Work required:
Return every record below exactly as written, but leave out the pictures.

Figure record extracts:
↓
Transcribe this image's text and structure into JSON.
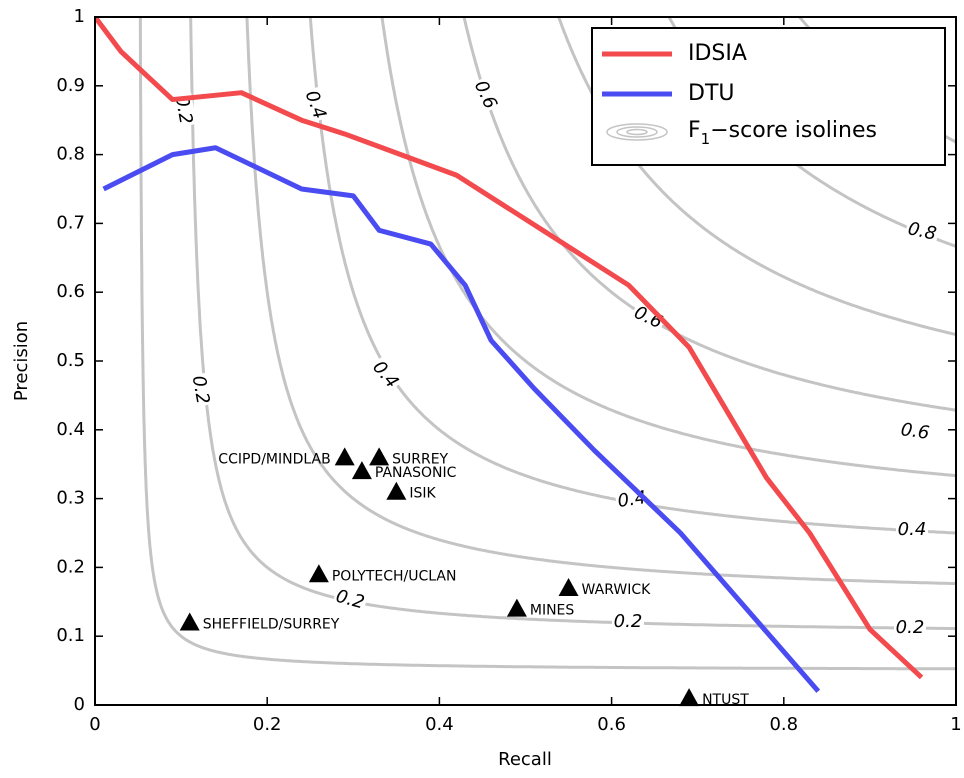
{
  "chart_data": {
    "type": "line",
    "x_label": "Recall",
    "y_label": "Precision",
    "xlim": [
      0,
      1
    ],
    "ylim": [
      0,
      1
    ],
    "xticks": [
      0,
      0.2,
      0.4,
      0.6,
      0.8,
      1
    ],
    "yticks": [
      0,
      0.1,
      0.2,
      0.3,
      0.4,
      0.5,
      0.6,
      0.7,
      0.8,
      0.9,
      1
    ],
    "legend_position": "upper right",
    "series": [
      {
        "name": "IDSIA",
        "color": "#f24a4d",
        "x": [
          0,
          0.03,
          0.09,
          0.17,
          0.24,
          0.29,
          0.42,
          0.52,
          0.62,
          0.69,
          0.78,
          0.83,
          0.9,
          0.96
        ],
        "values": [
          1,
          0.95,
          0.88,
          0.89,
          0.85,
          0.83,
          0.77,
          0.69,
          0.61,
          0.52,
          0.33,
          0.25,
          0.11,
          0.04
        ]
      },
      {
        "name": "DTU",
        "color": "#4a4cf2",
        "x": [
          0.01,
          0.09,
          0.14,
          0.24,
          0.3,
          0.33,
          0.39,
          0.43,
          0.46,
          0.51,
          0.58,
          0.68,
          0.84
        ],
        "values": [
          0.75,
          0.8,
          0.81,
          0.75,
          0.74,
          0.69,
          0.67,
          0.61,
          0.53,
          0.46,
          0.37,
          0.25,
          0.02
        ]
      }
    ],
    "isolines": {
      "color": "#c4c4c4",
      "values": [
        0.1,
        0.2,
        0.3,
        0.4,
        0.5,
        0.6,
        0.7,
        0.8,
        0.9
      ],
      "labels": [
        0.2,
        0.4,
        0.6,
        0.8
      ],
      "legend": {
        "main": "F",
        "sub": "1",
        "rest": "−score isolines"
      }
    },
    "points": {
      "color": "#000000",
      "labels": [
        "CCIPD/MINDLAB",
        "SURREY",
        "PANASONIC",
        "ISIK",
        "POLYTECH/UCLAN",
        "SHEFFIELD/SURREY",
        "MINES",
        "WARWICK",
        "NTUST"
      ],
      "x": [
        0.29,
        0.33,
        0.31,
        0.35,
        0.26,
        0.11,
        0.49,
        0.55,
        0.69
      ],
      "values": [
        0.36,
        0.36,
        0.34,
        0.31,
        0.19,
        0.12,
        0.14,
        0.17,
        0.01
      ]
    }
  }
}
↑
Exercise result:
Transcribe this image's text and structure into JSON.
{
  "chart_data": {
    "type": "line",
    "x_label": "Recall",
    "y_label": "Precision",
    "xlim": [
      0,
      1
    ],
    "ylim": [
      0,
      1
    ],
    "xticks": [
      0,
      0.2,
      0.4,
      0.6,
      0.8,
      1
    ],
    "yticks": [
      0,
      0.1,
      0.2,
      0.3,
      0.4,
      0.5,
      0.6,
      0.7,
      0.8,
      0.9,
      1
    ],
    "legend_position": "upper right",
    "series": [
      {
        "name": "IDSIA",
        "color": "#f24a4d",
        "x": [
          0,
          0.03,
          0.09,
          0.17,
          0.24,
          0.29,
          0.42,
          0.52,
          0.62,
          0.69,
          0.78,
          0.83,
          0.9,
          0.96
        ],
        "values": [
          1,
          0.95,
          0.88,
          0.89,
          0.85,
          0.83,
          0.77,
          0.69,
          0.61,
          0.52,
          0.33,
          0.25,
          0.11,
          0.04
        ]
      },
      {
        "name": "DTU",
        "color": "#4a4cf2",
        "x": [
          0.01,
          0.09,
          0.14,
          0.24,
          0.3,
          0.33,
          0.39,
          0.43,
          0.46,
          0.51,
          0.58,
          0.68,
          0.84
        ],
        "values": [
          0.75,
          0.8,
          0.81,
          0.75,
          0.74,
          0.69,
          0.67,
          0.61,
          0.53,
          0.46,
          0.37,
          0.25,
          0.02
        ]
      }
    ],
    "isolines": {
      "color": "#c4c4c4",
      "values": [
        0.1,
        0.2,
        0.3,
        0.4,
        0.5,
        0.6,
        0.7,
        0.8,
        0.9
      ],
      "labels": [
        0.2,
        0.4,
        0.6,
        0.8
      ],
      "legend": {
        "main": "F",
        "sub": "1",
        "rest": "−score isolines"
      }
    },
    "points": {
      "color": "#000000",
      "labels": [
        "CCIPD/MINDLAB",
        "SURREY",
        "PANASONIC",
        "ISIK",
        "POLYTECH/UCLAN",
        "SHEFFIELD/SURREY",
        "MINES",
        "WARWICK",
        "NTUST"
      ],
      "x": [
        0.29,
        0.33,
        0.31,
        0.35,
        0.26,
        0.11,
        0.49,
        0.55,
        0.69
      ],
      "values": [
        0.36,
        0.36,
        0.34,
        0.31,
        0.19,
        0.12,
        0.14,
        0.17,
        0.01
      ]
    }
  }
}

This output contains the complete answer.